>>>>
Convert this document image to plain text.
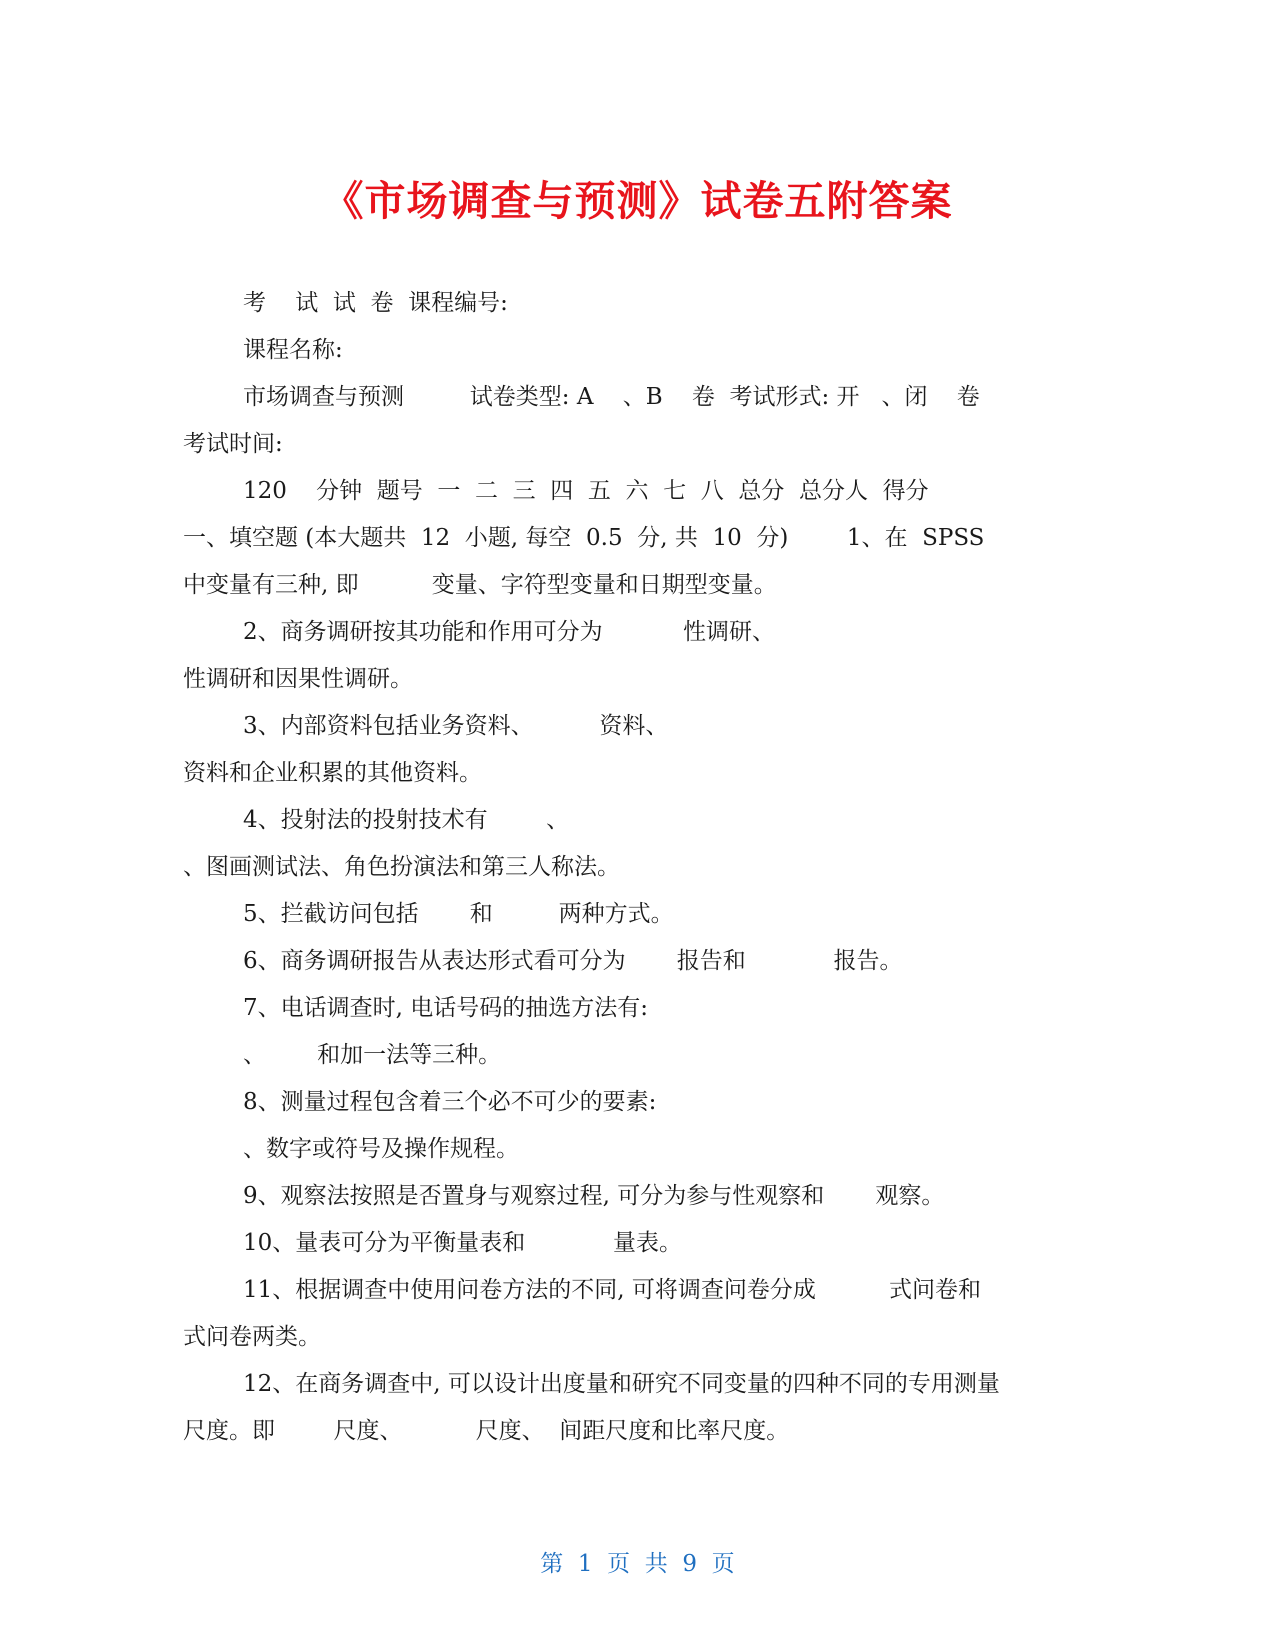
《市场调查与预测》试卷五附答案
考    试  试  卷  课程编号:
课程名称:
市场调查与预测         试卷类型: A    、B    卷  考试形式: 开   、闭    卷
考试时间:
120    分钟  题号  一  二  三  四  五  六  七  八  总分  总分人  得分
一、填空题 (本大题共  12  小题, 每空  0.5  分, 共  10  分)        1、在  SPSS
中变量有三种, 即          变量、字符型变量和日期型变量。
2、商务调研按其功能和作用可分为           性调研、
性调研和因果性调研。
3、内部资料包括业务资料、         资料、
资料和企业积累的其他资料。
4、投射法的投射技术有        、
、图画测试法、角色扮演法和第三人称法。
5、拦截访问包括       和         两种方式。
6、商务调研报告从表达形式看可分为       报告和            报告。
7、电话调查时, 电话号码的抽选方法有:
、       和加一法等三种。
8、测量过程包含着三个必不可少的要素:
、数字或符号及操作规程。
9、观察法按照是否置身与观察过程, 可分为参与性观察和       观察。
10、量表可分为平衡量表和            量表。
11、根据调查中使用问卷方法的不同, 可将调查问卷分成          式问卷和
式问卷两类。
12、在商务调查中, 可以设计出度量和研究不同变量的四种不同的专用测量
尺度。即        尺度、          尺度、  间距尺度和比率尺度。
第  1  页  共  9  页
<<<<
What is being asked: In the listing, find every line containing the word "市场调查与预测" and list it.

Exercise output:
《市场调查与预测》试卷五附答案
市场调查与预测         试卷类型: A    、B    卷  考试形式: 开   、闭    卷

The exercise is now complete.